Dataset items
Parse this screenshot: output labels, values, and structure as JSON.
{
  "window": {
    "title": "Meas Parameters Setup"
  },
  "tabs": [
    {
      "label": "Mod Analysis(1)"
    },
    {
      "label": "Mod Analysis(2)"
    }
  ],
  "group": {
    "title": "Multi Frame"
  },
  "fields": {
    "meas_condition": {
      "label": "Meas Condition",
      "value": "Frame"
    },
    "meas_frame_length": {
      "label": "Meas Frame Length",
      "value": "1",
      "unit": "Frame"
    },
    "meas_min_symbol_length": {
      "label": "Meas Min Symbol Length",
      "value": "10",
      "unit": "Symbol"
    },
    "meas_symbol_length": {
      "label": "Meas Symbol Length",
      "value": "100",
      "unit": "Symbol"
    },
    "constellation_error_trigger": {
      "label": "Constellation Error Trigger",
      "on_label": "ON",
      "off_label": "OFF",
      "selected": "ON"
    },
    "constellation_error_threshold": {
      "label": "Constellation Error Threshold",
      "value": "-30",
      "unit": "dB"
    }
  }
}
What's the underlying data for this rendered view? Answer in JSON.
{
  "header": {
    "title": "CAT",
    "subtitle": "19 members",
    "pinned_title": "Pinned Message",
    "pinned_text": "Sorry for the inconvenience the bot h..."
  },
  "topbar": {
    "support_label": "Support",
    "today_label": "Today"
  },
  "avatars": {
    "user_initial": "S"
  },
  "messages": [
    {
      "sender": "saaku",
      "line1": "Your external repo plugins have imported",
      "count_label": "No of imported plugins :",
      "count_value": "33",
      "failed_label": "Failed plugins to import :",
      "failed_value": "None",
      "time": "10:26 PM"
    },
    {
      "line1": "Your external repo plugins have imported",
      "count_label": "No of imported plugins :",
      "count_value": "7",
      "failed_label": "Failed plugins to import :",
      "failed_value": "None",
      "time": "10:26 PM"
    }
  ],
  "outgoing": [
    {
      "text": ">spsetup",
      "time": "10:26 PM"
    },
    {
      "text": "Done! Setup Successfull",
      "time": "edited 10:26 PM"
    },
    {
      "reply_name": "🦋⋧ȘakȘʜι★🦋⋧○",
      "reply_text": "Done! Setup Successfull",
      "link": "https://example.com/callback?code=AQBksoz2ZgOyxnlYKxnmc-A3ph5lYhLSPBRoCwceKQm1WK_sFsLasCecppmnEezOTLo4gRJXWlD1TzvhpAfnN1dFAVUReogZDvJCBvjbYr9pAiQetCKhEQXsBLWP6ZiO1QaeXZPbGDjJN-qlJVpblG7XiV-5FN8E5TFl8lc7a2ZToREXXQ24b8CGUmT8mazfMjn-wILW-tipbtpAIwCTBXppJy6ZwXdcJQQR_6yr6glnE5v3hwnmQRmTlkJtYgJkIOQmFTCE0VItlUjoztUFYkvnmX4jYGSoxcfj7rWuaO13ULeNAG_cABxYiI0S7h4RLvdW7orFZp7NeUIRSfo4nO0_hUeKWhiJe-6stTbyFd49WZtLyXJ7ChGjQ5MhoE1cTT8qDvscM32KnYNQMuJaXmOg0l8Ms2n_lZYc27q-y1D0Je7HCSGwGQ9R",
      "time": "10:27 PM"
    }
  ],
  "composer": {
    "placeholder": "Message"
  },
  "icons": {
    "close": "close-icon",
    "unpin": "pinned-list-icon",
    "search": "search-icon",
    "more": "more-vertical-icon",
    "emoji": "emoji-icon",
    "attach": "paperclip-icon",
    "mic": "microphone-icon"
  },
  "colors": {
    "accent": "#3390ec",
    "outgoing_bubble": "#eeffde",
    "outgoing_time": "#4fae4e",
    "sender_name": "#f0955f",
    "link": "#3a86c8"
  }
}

** YOUR OBJECTIVE **
Extract every entry above as it appears.

** EXERCISE RESPONSE **
Parse this screenshot: output labels, values, and structure as JSON.
{
  "window": {
    "title": "Meas Parameters Setup"
  },
  "tabs": [
    {
      "label": "Mod Analysis(1)"
    },
    {
      "label": "Mod Analysis(2)"
    }
  ],
  "group": {
    "title": "Multi Frame"
  },
  "fields": {
    "meas_condition": {
      "label": "Meas Condition",
      "value": "Frame"
    },
    "meas_frame_length": {
      "label": "Meas Frame Length",
      "value": "1",
      "unit": "Frame"
    },
    "meas_min_symbol_length": {
      "label": "Meas Min Symbol Length",
      "value": "10",
      "unit": "Symbol"
    },
    "meas_symbol_length": {
      "label": "Meas Symbol Length",
      "value": "100",
      "unit": "Symbol"
    },
    "constellation_error_trigger": {
      "label": "Constellation Error Trigger",
      "on_label": "ON",
      "off_label": "OFF",
      "selected": "ON"
    },
    "constellation_error_threshold": {
      "label": "Constellation Error Threshold",
      "value": "-30",
      "unit": "dB"
    }
  }
}
What's the underlying data for this rendered view? Answer in JSON.
{
  "header": {
    "title": "CAT",
    "subtitle": "19 members",
    "pinned_title": "Pinned Message",
    "pinned_text": "Sorry for the inconvenience the bot h..."
  },
  "topbar": {
    "support_label": "Support",
    "today_label": "Today"
  },
  "avatars": {
    "user_initial": "S"
  },
  "messages": [
    {
      "sender": "saaku",
      "line1": "Your external repo plugins have imported",
      "count_label": "No of imported plugins :",
      "count_value": "33",
      "failed_label": "Failed plugins to import :",
      "failed_value": "None",
      "time": "10:26 PM"
    },
    {
      "line1": "Your external repo plugins have imported",
      "count_label": "No of imported plugins :",
      "count_value": "7",
      "failed_label": "Failed plugins to import :",
      "failed_value": "None",
      "time": "10:26 PM"
    }
  ],
  "outgoing": [
    {
      "text": ">spsetup",
      "time": "10:26 PM"
    },
    {
      "text": "Done! Setup Successfull",
      "time": "edited 10:26 PM"
    },
    {
      "reply_name": "🦋⋧ȘakȘʜι★🦋⋧○",
      "reply_text": "Done! Setup Successfull",
      "link": "https://example.com/callback?code=AQBksoz2ZgOyxnlYKxnmc-A3ph5lYhLSPBRoCwceKQm1WK_sFsLasCecppmnEezOTLo4gRJXWlD1TzvhpAfnN1dFAVUReogZDvJCBvjbYr9pAiQetCKhEQXsBLWP6ZiO1QaeXZPbGDjJN-qlJVpblG7XiV-5FN8E5TFl8lc7a2ZToREXXQ24b8CGUmT8mazfMjn-wILW-tipbtpAIwCTBXppJy6ZwXdcJQQR_6yr6glnE5v3hwnmQRmTlkJtYgJkIOQmFTCE0VItlUjoztUFYkvnmX4jYGSoxcfj7rWuaO13ULeNAG_cABxYiI0S7h4RLvdW7orFZp7NeUIRSfo4nO0_hUeKWhiJe-6stTbyFd49WZtLyXJ7ChGjQ5MhoE1cTT8qDvscM32KnYNQMuJaXmOg0l8Ms2n_lZYc27q-y1D0Je7HCSGwGQ9R",
      "time": "10:27 PM"
    }
  ],
  "composer": {
    "placeholder": "Message"
  },
  "icons": {
    "close": "close-icon",
    "unpin": "pinned-list-icon",
    "search": "search-icon",
    "more": "more-vertical-icon",
    "emoji": "emoji-icon",
    "attach": "paperclip-icon",
    "mic": "microphone-icon"
  },
  "colors": {
    "accent": "#3390ec",
    "outgoing_bubble": "#eeffde",
    "outgoing_time": "#4fae4e",
    "sender_name": "#f0955f",
    "link": "#3a86c8"
  }
}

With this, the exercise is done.